PROBLEM STATEMENT: Write the data out again in full, with no departure from the original.
-- Start GIVEN RECORDS --
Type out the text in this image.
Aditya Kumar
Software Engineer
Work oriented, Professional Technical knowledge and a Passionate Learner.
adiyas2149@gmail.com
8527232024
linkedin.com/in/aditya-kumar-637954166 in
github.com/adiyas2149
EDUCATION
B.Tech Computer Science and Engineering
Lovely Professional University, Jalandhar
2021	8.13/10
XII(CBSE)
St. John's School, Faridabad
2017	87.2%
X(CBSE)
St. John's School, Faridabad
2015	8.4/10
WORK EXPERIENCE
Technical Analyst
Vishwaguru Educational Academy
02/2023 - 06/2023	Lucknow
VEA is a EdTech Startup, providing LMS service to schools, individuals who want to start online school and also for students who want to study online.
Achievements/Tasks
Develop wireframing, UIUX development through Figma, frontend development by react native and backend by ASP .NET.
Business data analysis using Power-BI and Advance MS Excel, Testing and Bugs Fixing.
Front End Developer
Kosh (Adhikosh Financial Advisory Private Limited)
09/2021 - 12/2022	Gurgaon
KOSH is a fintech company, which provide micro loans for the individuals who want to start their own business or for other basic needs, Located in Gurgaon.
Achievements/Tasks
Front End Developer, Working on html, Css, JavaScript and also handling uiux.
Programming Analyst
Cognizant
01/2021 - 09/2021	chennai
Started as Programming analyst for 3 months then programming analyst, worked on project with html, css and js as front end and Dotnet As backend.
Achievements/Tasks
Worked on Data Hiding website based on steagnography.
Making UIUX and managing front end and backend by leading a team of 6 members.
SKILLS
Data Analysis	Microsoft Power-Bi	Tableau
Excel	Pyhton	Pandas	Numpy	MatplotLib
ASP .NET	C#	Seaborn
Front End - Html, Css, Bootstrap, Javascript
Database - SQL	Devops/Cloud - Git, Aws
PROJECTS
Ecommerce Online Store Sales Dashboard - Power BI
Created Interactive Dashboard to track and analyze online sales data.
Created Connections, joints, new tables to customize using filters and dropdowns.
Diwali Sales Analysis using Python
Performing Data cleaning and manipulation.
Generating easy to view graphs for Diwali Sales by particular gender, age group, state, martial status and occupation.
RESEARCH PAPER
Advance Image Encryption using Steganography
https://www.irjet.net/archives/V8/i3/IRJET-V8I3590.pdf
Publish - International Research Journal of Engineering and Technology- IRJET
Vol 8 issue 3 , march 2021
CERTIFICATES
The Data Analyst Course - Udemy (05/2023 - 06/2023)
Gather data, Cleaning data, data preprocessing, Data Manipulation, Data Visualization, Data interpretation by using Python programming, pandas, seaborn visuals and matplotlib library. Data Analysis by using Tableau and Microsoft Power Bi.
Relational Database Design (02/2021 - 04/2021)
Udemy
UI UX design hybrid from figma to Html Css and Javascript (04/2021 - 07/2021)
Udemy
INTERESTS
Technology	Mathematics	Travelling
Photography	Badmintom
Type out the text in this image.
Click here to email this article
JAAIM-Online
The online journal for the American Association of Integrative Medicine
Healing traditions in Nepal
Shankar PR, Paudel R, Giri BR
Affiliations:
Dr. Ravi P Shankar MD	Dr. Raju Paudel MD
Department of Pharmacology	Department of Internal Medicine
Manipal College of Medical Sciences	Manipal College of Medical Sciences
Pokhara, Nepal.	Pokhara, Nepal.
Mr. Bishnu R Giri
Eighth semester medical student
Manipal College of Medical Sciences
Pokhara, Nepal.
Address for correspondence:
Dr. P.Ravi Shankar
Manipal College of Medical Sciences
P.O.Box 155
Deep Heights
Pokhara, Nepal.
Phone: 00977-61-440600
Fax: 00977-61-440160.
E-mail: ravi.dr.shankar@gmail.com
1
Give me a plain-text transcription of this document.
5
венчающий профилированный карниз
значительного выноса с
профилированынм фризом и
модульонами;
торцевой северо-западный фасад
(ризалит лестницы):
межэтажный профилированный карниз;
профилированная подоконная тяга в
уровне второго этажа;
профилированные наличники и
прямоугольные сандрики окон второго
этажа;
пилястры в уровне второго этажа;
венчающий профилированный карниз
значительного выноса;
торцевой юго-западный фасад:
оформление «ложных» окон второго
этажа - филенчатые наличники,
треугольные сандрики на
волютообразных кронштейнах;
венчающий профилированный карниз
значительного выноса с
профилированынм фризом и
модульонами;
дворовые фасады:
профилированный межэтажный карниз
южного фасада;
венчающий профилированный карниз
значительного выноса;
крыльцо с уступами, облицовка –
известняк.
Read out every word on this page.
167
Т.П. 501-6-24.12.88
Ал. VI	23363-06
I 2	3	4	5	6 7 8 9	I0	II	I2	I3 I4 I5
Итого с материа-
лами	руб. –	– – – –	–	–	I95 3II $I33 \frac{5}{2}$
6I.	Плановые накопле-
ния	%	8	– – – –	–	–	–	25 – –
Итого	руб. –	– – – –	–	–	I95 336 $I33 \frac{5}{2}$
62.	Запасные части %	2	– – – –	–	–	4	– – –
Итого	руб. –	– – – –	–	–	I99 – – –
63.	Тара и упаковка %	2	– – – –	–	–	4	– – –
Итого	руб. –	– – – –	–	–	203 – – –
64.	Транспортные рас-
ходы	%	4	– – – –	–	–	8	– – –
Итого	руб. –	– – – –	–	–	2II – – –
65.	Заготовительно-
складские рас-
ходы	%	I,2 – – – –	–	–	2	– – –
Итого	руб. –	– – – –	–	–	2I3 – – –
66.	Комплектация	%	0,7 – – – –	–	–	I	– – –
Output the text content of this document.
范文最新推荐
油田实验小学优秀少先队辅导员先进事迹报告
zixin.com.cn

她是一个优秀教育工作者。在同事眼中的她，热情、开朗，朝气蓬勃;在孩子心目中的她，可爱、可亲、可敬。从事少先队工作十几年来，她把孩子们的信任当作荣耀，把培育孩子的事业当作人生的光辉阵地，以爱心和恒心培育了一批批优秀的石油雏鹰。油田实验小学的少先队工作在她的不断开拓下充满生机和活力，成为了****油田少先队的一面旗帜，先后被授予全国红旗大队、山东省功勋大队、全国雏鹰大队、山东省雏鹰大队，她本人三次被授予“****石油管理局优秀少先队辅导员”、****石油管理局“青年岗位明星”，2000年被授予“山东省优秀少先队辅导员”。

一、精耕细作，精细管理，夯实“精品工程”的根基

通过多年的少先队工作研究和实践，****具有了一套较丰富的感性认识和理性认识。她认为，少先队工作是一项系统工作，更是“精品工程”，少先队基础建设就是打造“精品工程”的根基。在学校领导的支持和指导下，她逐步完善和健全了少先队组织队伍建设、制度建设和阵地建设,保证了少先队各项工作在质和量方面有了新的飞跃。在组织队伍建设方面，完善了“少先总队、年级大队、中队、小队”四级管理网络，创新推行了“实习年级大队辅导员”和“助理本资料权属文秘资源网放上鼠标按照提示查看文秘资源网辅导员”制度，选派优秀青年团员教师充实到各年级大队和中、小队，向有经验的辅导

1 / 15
-- End GIVEN RECORDS --
EXERCISE OUTPUT:
Type out the text in this image.
Aditya Kumar
Software Engineer
Work oriented, Professional Technical knowledge and a Passionate Learner.
adiyas2149@gmail.com
8527232024
linkedin.com/in/aditya-kumar-637954166 in
github.com/adiyas2149
EDUCATION
B.Tech Computer Science and Engineering
Lovely Professional University, Jalandhar
2021	8.13/10
XII(CBSE)
St. John's School, Faridabad
2017	87.2%
X(CBSE)
St. John's School, Faridabad
2015	8.4/10
WORK EXPERIENCE
Technical Analyst
Vishwaguru Educational Academy
02/2023 - 06/2023	Lucknow
VEA is a EdTech Startup, providing LMS service to schools, individuals who want to start online school and also for students who want to study online.
Achievements/Tasks
Develop wireframing, UIUX development through Figma, frontend development by react native and backend by ASP .NET.
Business data analysis using Power-BI and Advance MS Excel, Testing and Bugs Fixing.
Front End Developer
Kosh (Adhikosh Financial Advisory Private Limited)
09/2021 - 12/2022	Gurgaon
KOSH is a fintech company, which provide micro loans for the individuals who want to start their own business or for other basic needs, Located in Gurgaon.
Achievements/Tasks
Front End Developer, Working on html, Css, JavaScript and also handling uiux.
Programming Analyst
Cognizant
01/2021 - 09/2021	chennai
Started as Programming analyst for 3 months then programming analyst, worked on project with html, css and js as front end and Dotnet As backend.
Achievements/Tasks
Worked on Data Hiding website based on steagnography.
Making UIUX and managing front end and backend by leading a team of 6 members.
SKILLS
Data Analysis	Microsoft Power-Bi	Tableau
Excel	Pyhton	Pandas	Numpy	MatplotLib
ASP .NET	C#	Seaborn
Front End - Html, Css, Bootstrap, Javascript
Database - SQL	Devops/Cloud - Git, Aws
PROJECTS
Ecommerce Online Store Sales Dashboard - Power BI
Created Interactive Dashboard to track and analyze online sales data.
Created Connections, joints, new tables to customize using filters and dropdowns.
Diwali Sales Analysis using Python
Performing Data cleaning and manipulation.
Generating easy to view graphs for Diwali Sales by particular gender, age group, state, martial status and occupation.
RESEARCH PAPER
Advance Image Encryption using Steganography
https://www.irjet.net/archives/V8/i3/IRJET-V8I3590.pdf
Publish - International Research Journal of Engineering and Technology- IRJET
Vol 8 issue 3 , march 2021
CERTIFICATES
The Data Analyst Course - Udemy (05/2023 - 06/2023)
Gather data, Cleaning data, data preprocessing, Data Manipulation, Data Visualization, Data interpretation by using Python programming, pandas, seaborn visuals and matplotlib library. Data Analysis by using Tableau and Microsoft Power Bi.
Relational Database Design (02/2021 - 04/2021)
Udemy
UI UX design hybrid from figma to Html Css and Javascript (04/2021 - 07/2021)
Udemy
INTERESTS
Technology	Mathematics	Travelling
Photography	Badmintom
Type out the text in this image.
Click here to email this article
JAAIM-Online
The online journal for the American Association of Integrative Medicine
Healing traditions in Nepal
Shankar PR, Paudel R, Giri BR
Affiliations:
Dr. Ravi P Shankar MD	Dr. Raju Paudel MD
Department of Pharmacology	Department of Internal Medicine
Manipal College of Medical Sciences	Manipal College of Medical Sciences
Pokhara, Nepal.	Pokhara, Nepal.
Mr. Bishnu R Giri
Eighth semester medical student
Manipal College of Medical Sciences
Pokhara, Nepal.
Address for correspondence:
Dr. P.Ravi Shankar
Manipal College of Medical Sciences
P.O.Box 155
Deep Heights
Pokhara, Nepal.
Phone: 00977-61-440600
Fax: 00977-61-440160.
E-mail: ravi.dr.shankar@gmail.com
1
Give me a plain-text transcription of this document.
5
венчающий профилированный карниз
значительного выноса с
профилированынм фризом и
модульонами;
торцевой северо-западный фасад
(ризалит лестницы):
межэтажный профилированный карниз;
профилированная подоконная тяга в
уровне второго этажа;
профилированные наличники и
прямоугольные сандрики окон второго
этажа;
пилястры в уровне второго этажа;
венчающий профилированный карниз
значительного выноса;
торцевой юго-западный фасад:
оформление «ложных» окон второго
этажа - филенчатые наличники,
треугольные сандрики на
волютообразных кронштейнах;
венчающий профилированный карниз
значительного выноса с
профилированынм фризом и
модульонами;
дворовые фасады:
профилированный межэтажный карниз
южного фасада;
венчающий профилированный карниз
значительного выноса;
крыльцо с уступами, облицовка –
известняк.
Read out every word on this page.
167
Т.П. 501-6-24.12.88
Ал. VI	23363-06
I 2	3	4	5	6 7 8 9	I0	II	I2	I3 I4 I5
Итого с материа-
лами	руб. –	– – – –	–	–	I95 3II $I33 \frac{5}{2}$
6I.	Плановые накопле-
ния	%	8	– – – –	–	–	–	25 – –
Итого	руб. –	– – – –	–	–	I95 336 $I33 \frac{5}{2}$
62.	Запасные части %	2	– – – –	–	–	4	– – –
Итого	руб. –	– – – –	–	–	I99 – – –
63.	Тара и упаковка %	2	– – – –	–	–	4	– – –
Итого	руб. –	– – – –	–	–	203 – – –
64.	Транспортные рас-
ходы	%	4	– – – –	–	–	8	– – –
Итого	руб. –	– – – –	–	–	2II – – –
65.	Заготовительно-
складские рас-
ходы	%	I,2 – – – –	–	–	2	– – –
Итого	руб. –	– – – –	–	–	2I3 – – –
66.	Комплектация	%	0,7 – – – –	–	–	I	– – –
Output the text content of this document.
范文最新推荐
油田实验小学优秀少先队辅导员先进事迹报告
zixin.com.cn

她是一个优秀教育工作者。在同事眼中的她，热情、开朗，朝气蓬勃;在孩子心目中的她，可爱、可亲、可敬。从事少先队工作十几年来，她把孩子们的信任当作荣耀，把培育孩子的事业当作人生的光辉阵地，以爱心和恒心培育了一批批优秀的石油雏鹰。油田实验小学的少先队工作在她的不断开拓下充满生机和活力，成为了****油田少先队的一面旗帜，先后被授予全国红旗大队、山东省功勋大队、全国雏鹰大队、山东省雏鹰大队，她本人三次被授予“****石油管理局优秀少先队辅导员”、****石油管理局“青年岗位明星”，2000年被授予“山东省优秀少先队辅导员”。

一、精耕细作，精细管理，夯实“精品工程”的根基

通过多年的少先队工作研究和实践，****具有了一套较丰富的感性认识和理性认识。她认为，少先队工作是一项系统工作，更是“精品工程”，少先队基础建设就是打造“精品工程”的根基。在学校领导的支持和指导下，她逐步完善和健全了少先队组织队伍建设、制度建设和阵地建设,保证了少先队各项工作在质和量方面有了新的飞跃。在组织队伍建设方面，完善了“少先总队、年级大队、中队、小队”四级管理网络，创新推行了“实习年级大队辅导员”和“助理本资料权属文秘资源网放上鼠标按照提示查看文秘资源网辅导员”制度，选派优秀青年团员教师充实到各年级大队和中、小队，向有经验的辅导

1 / 15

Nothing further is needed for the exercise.